Copy every line of the records below word for word, but omit the pictures.
[Start of Record list]
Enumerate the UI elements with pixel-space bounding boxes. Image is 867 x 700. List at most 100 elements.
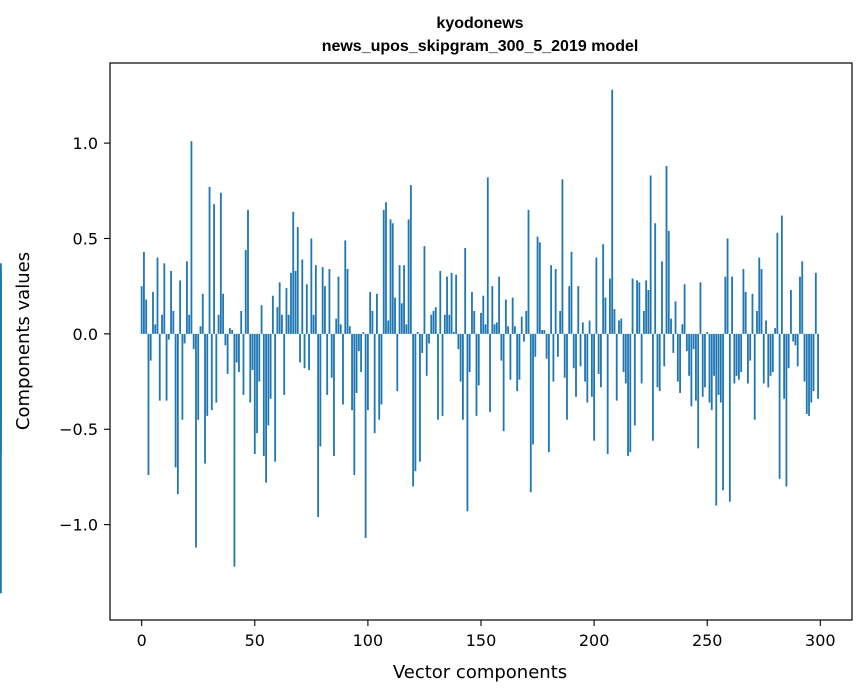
bar [790, 290, 792, 334]
bar [310, 238, 313, 334]
bar [448, 314, 451, 334]
bar [244, 249, 247, 334]
bar [486, 177, 489, 334]
bar [473, 310, 476, 334]
bar [633, 333, 636, 426]
bar [765, 320, 767, 334]
bar [446, 276, 448, 334]
bar [283, 333, 286, 395]
bar [285, 288, 288, 334]
bar [170, 270, 172, 334]
bar [145, 299, 148, 334]
bar [357, 333, 360, 352]
bar [434, 307, 437, 334]
bar [502, 333, 505, 432]
bar [355, 333, 358, 393]
bar [176, 333, 179, 495]
bar [265, 333, 267, 483]
bar [810, 333, 813, 403]
bar [672, 333, 675, 353]
bar [717, 333, 720, 395]
bar [480, 312, 482, 334]
bar [801, 261, 804, 334]
bar [398, 265, 401, 334]
bar [667, 230, 670, 334]
bar [396, 333, 399, 392]
bar [335, 318, 338, 334]
bar [595, 257, 598, 334]
bar [443, 314, 446, 334]
bar [493, 324, 496, 334]
bar [407, 219, 410, 334]
bar [647, 290, 650, 334]
bar [638, 282, 641, 334]
bar [172, 310, 175, 334]
bar [457, 333, 460, 350]
bar [360, 333, 363, 373]
bar [708, 333, 711, 403]
bar [783, 333, 786, 399]
bar [342, 333, 344, 405]
bar [330, 333, 333, 378]
bar [385, 202, 387, 334]
bar [188, 314, 191, 334]
bar [769, 333, 772, 376]
bar [242, 333, 245, 395]
bar [572, 333, 575, 369]
bar [516, 333, 519, 392]
y-tick-label: 1.0 [73, 134, 98, 153]
bar [154, 324, 157, 334]
bar [314, 265, 317, 334]
x-tick-label: 100 [353, 631, 384, 650]
bar [165, 333, 168, 401]
bar [731, 276, 734, 334]
bar [805, 333, 808, 414]
bar [681, 324, 684, 334]
y-axis-ticks: −1.0 −0.5 0.0 0.5 1.0 [59, 134, 110, 535]
bar [679, 333, 681, 393]
bar [525, 310, 528, 334]
bar [373, 333, 376, 434]
bar [321, 267, 324, 334]
bar [538, 242, 541, 334]
bar [504, 299, 507, 334]
bar [312, 314, 315, 334]
bar [577, 286, 580, 334]
bar [532, 333, 534, 445]
bar [776, 232, 779, 334]
bar [353, 333, 356, 476]
bar [593, 333, 596, 441]
bar [468, 333, 471, 373]
bar [599, 333, 602, 388]
x-tick-label: 200 [579, 631, 610, 650]
bar [389, 219, 392, 334]
bar [554, 269, 557, 334]
bar [163, 263, 166, 334]
bar [670, 318, 672, 334]
bar [143, 251, 145, 334]
bar [140, 286, 143, 334]
bar [301, 259, 304, 334]
bar [421, 333, 424, 353]
bar [466, 333, 469, 512]
bar [199, 326, 202, 334]
bar [753, 333, 756, 420]
bar [579, 333, 582, 367]
bar [423, 246, 426, 334]
bar [557, 333, 559, 357]
bar [278, 282, 281, 334]
bar [253, 333, 256, 455]
bar [403, 265, 405, 334]
bar [787, 333, 790, 369]
bar [799, 276, 801, 334]
bar [152, 291, 154, 334]
bar [645, 280, 648, 334]
bar [226, 333, 229, 374]
bar [238, 333, 240, 373]
bar [597, 333, 600, 374]
bar [575, 333, 577, 397]
bar [249, 333, 252, 403]
bar [491, 286, 494, 334]
bar [780, 215, 783, 334]
bar [201, 293, 204, 334]
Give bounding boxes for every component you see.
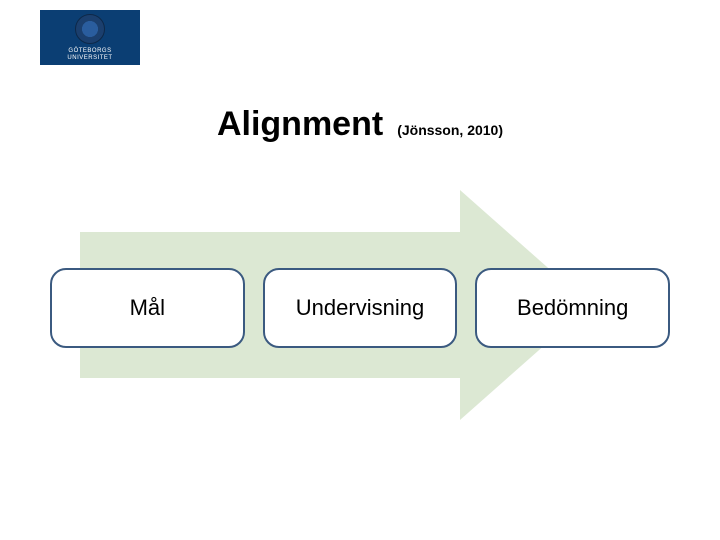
box-label: Mål (130, 295, 165, 321)
slide-title: Alignment (217, 105, 383, 144)
box-label: Bedömning (517, 295, 628, 321)
logo-line2: UNIVERSITET (67, 55, 112, 61)
university-logo: GÖTEBORGS UNIVERSITET (40, 10, 140, 65)
logo-text: GÖTEBORGS UNIVERSITET (67, 48, 112, 61)
box-label: Undervisning (296, 295, 424, 321)
logo-line1: GÖTEBORGS (68, 48, 111, 54)
box-mal: Mål (50, 268, 245, 348)
slide: GÖTEBORGS UNIVERSITET Alignment (Jönsson… (0, 0, 720, 540)
alignment-boxes: Mål Undervisning Bedömning (50, 268, 670, 348)
seal-icon (75, 14, 105, 44)
box-bedomning: Bedömning (475, 268, 670, 348)
slide-citation: (Jönsson, 2010) (397, 122, 503, 138)
box-undervisning: Undervisning (263, 268, 458, 348)
title-row: Alignment (Jönsson, 2010) (0, 105, 720, 144)
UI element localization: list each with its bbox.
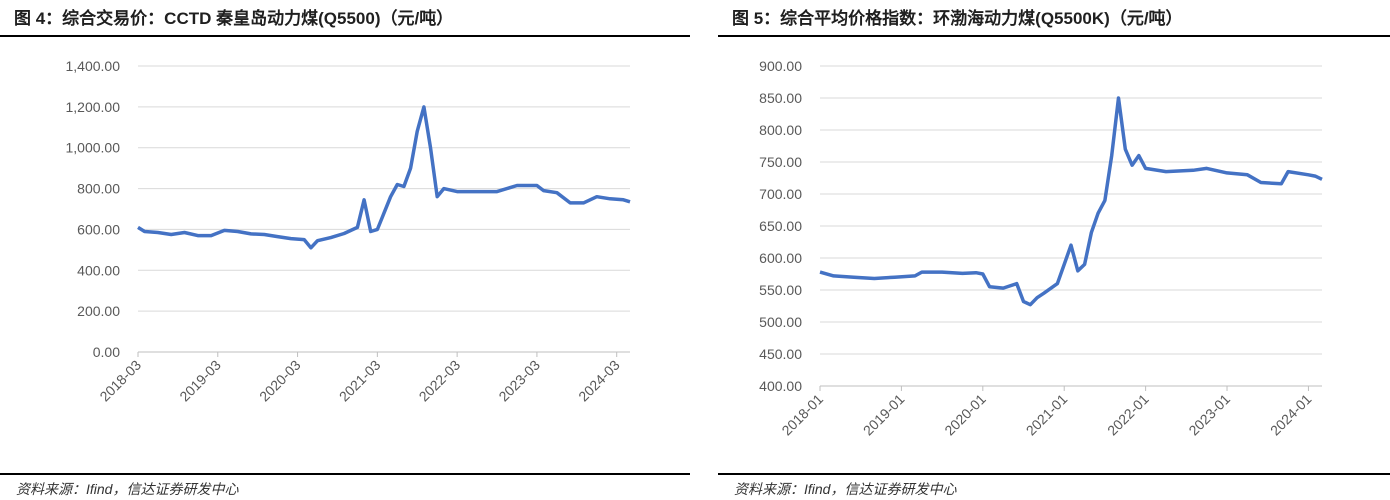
- y-tick-label: 550.00: [759, 282, 802, 298]
- x-tick-label: 2023-03: [495, 357, 543, 405]
- x-tick-label: 2022-01: [1104, 391, 1152, 439]
- y-tick-label: 400.00: [77, 262, 120, 278]
- y-tick-label: 750.00: [759, 154, 802, 170]
- y-tick-label: 500.00: [759, 314, 802, 330]
- chart-title: 图 4：综合交易价：CCTD 秦皇岛动力煤(Q5500)（元/吨）: [14, 8, 453, 28]
- y-tick-label: 1,400.00: [66, 58, 121, 74]
- y-tick-label: 200.00: [77, 303, 120, 319]
- y-tick-label: 850.00: [759, 90, 802, 106]
- y-tick-label: 600.00: [77, 221, 120, 237]
- y-tick-label: 400.00: [759, 378, 802, 394]
- line-series: [137, 105, 631, 250]
- line-series: [819, 96, 1323, 307]
- chart-title: 图 5：综合平均价格指数：环渤海动力煤(Q5500K)（元/吨）: [732, 8, 1183, 28]
- x-tick-label: 2023-01: [1185, 391, 1233, 439]
- source-note: 资料来源：Ifind，信达证券研发中心: [734, 481, 957, 497]
- y-tick-label: 450.00: [759, 346, 802, 362]
- x-tick-label: 2019-01: [860, 391, 908, 439]
- x-tick-label: 2022-03: [416, 357, 464, 405]
- y-tick-label: 600.00: [759, 250, 802, 266]
- y-tick-label: 800.00: [759, 122, 802, 138]
- source-note: 资料来源：Ifind，信达证券研发中心: [16, 481, 239, 497]
- y-tick-label: 1,200.00: [66, 99, 121, 115]
- x-tick-label: 2024-03: [575, 357, 623, 405]
- x-tick-label: 2019-03: [176, 357, 224, 405]
- y-tick-label: 1,000.00: [66, 140, 121, 156]
- x-tick-label: 2020-03: [256, 357, 304, 405]
- y-tick-label: 900.00: [759, 58, 802, 74]
- y-tick-label: 800.00: [77, 181, 120, 197]
- y-tick-label: 0.00: [93, 344, 120, 360]
- x-tick-label: 2021-03: [336, 357, 384, 405]
- y-tick-label: 700.00: [759, 186, 802, 202]
- x-tick-label: 2021-01: [1023, 391, 1071, 439]
- x-tick-label: 2018-01: [778, 391, 826, 439]
- x-tick-label: 2020-01: [941, 391, 989, 439]
- x-tick-label: 2024-01: [1267, 391, 1315, 439]
- x-tick-label: 2018-03: [96, 357, 144, 405]
- y-tick-label: 650.00: [759, 218, 802, 234]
[End of Record list]
The response:
Enumerate the UI elements with pixel-space bounding boxes. Image is 867 x 700. List at most 100 elements.
bar [790, 290, 792, 334]
bar [310, 238, 313, 334]
bar [448, 314, 451, 334]
bar [244, 249, 247, 334]
bar [486, 177, 489, 334]
bar [473, 310, 476, 334]
bar [633, 333, 636, 426]
bar [765, 320, 767, 334]
bar [446, 276, 448, 334]
bar [283, 333, 286, 395]
bar [285, 288, 288, 334]
bar [170, 270, 172, 334]
bar [145, 299, 148, 334]
bar [357, 333, 360, 352]
bar [434, 307, 437, 334]
bar [502, 333, 505, 432]
bar [355, 333, 358, 393]
bar [176, 333, 179, 495]
bar [265, 333, 267, 483]
bar [810, 333, 813, 403]
bar [672, 333, 675, 353]
bar [717, 333, 720, 395]
bar [480, 312, 482, 334]
bar [801, 261, 804, 334]
bar [398, 265, 401, 334]
bar [667, 230, 670, 334]
bar [396, 333, 399, 392]
bar [335, 318, 338, 334]
bar [595, 257, 598, 334]
bar [443, 314, 446, 334]
bar [493, 324, 496, 334]
bar [407, 219, 410, 334]
bar [647, 290, 650, 334]
bar [638, 282, 641, 334]
bar [172, 310, 175, 334]
bar [457, 333, 460, 350]
bar [360, 333, 363, 373]
bar [708, 333, 711, 403]
bar [783, 333, 786, 399]
bar [342, 333, 344, 405]
bar [330, 333, 333, 378]
bar [385, 202, 387, 334]
bar [188, 314, 191, 334]
bar [769, 333, 772, 376]
bar [242, 333, 245, 395]
bar [572, 333, 575, 369]
bar [516, 333, 519, 392]
y-tick-label: 1.0 [73, 134, 98, 153]
bar [154, 324, 157, 334]
bar [314, 265, 317, 334]
x-tick-label: 100 [353, 631, 384, 650]
bar [165, 333, 168, 401]
bar [731, 276, 734, 334]
bar [805, 333, 808, 414]
bar [681, 324, 684, 334]
y-axis-ticks: −1.0 −0.5 0.0 0.5 1.0 [59, 134, 110, 535]
bar [679, 333, 681, 393]
bar [525, 310, 528, 334]
bar [373, 333, 376, 434]
bar [321, 267, 324, 334]
bar [538, 242, 541, 334]
bar [504, 299, 507, 334]
bar [312, 314, 315, 334]
bar [577, 286, 580, 334]
bar [532, 333, 534, 445]
bar [776, 232, 779, 334]
bar [353, 333, 356, 476]
bar [593, 333, 596, 441]
bar [468, 333, 471, 373]
bar [599, 333, 602, 388]
x-tick-label: 200 [579, 631, 610, 650]
bar [389, 219, 392, 334]
bar [554, 269, 557, 334]
bar [163, 263, 166, 334]
bar [670, 318, 672, 334]
bar [143, 251, 145, 334]
bar [140, 286, 143, 334]
bar [301, 259, 304, 334]
bar [421, 333, 424, 353]
bar [466, 333, 469, 512]
bar [199, 326, 202, 334]
bar [753, 333, 756, 420]
bar [579, 333, 582, 367]
bar [423, 246, 426, 334]
bar [557, 333, 559, 357]
bar [278, 282, 281, 334]
bar [253, 333, 256, 455]
bar [403, 265, 405, 334]
bar [787, 333, 790, 369]
bar [799, 276, 801, 334]
bar [152, 291, 154, 334]
bar [645, 280, 648, 334]
bar [226, 333, 229, 374]
bar [238, 333, 240, 373]
bar [597, 333, 600, 374]
bar [575, 333, 577, 397]
bar [249, 333, 252, 403]
bar [491, 286, 494, 334]
bar [780, 215, 783, 334]
bar [201, 293, 204, 334]
Give bounding boxes for every component you see.
box-label: Mål (130, 295, 165, 321)
slide-title: Alignment (217, 105, 383, 144)
box-label: Bedömning (517, 295, 628, 321)
logo-line2: UNIVERSITET (67, 55, 112, 61)
university-logo: GÖTEBORGS UNIVERSITET (40, 10, 140, 65)
logo-text: GÖTEBORGS UNIVERSITET (67, 48, 112, 61)
box-label: Undervisning (296, 295, 424, 321)
logo-line1: GÖTEBORGS (68, 48, 111, 54)
box-mal: Mål (50, 268, 245, 348)
slide: GÖTEBORGS UNIVERSITET Alignment (Jönsson… (0, 0, 720, 540)
alignment-boxes: Mål Undervisning Bedömning (50, 268, 670, 348)
seal-icon (75, 14, 105, 44)
box-bedomning: Bedömning (475, 268, 670, 348)
slide-citation: (Jönsson, 2010) (397, 122, 503, 138)
box-undervisning: Undervisning (263, 268, 458, 348)
title-row: Alignment (Jönsson, 2010) (0, 105, 720, 144)
UI element localization: list each with its bbox.
- y-tick-label: 550.00: [759, 282, 802, 298]
- x-tick-label: 2023-03: [495, 357, 543, 405]
- x-tick-label: 2022-01: [1104, 391, 1152, 439]
- y-tick-label: 400.00: [77, 262, 120, 278]
- y-tick-label: 750.00: [759, 154, 802, 170]
- y-tick-label: 500.00: [759, 314, 802, 330]
- chart-title: 图 4：综合交易价：CCTD 秦皇岛动力煤(Q5500)（元/吨）: [14, 8, 453, 28]
- y-tick-label: 1,400.00: [66, 58, 121, 74]
- y-tick-label: 200.00: [77, 303, 120, 319]
- y-tick-label: 850.00: [759, 90, 802, 106]
- y-tick-label: 600.00: [77, 221, 120, 237]
- y-tick-label: 400.00: [759, 378, 802, 394]
- line-series: [137, 105, 631, 250]
- line-series: [819, 96, 1323, 307]
- chart-title: 图 5：综合平均价格指数：环渤海动力煤(Q5500K)（元/吨）: [732, 8, 1183, 28]
- x-tick-label: 2023-01: [1185, 391, 1233, 439]
- source-note: 资料来源：Ifind，信达证券研发中心: [734, 481, 957, 497]
- y-tick-label: 450.00: [759, 346, 802, 362]
- x-tick-label: 2019-01: [860, 391, 908, 439]
- x-tick-label: 2022-03: [416, 357, 464, 405]
- y-tick-label: 600.00: [759, 250, 802, 266]
- y-tick-label: 800.00: [759, 122, 802, 138]
- source-note: 资料来源：Ifind，信达证券研发中心: [16, 481, 239, 497]
- y-tick-label: 1,200.00: [66, 99, 121, 115]
- x-tick-label: 2024-03: [575, 357, 623, 405]
- x-tick-label: 2019-03: [176, 357, 224, 405]
- y-tick-label: 1,000.00: [66, 140, 121, 156]
- x-tick-label: 2020-03: [256, 357, 304, 405]
- y-tick-label: 900.00: [759, 58, 802, 74]
- y-tick-label: 800.00: [77, 181, 120, 197]
- y-tick-label: 0.00: [93, 344, 120, 360]
- x-tick-label: 2021-03: [336, 357, 384, 405]
- y-tick-label: 700.00: [759, 186, 802, 202]
- x-tick-label: 2021-01: [1023, 391, 1071, 439]
- x-tick-label: 2018-01: [778, 391, 826, 439]
- x-tick-label: 2020-01: [941, 391, 989, 439]
- x-tick-label: 2024-01: [1267, 391, 1315, 439]
- x-tick-label: 2018-03: [96, 357, 144, 405]
- y-tick-label: 650.00: [759, 218, 802, 234]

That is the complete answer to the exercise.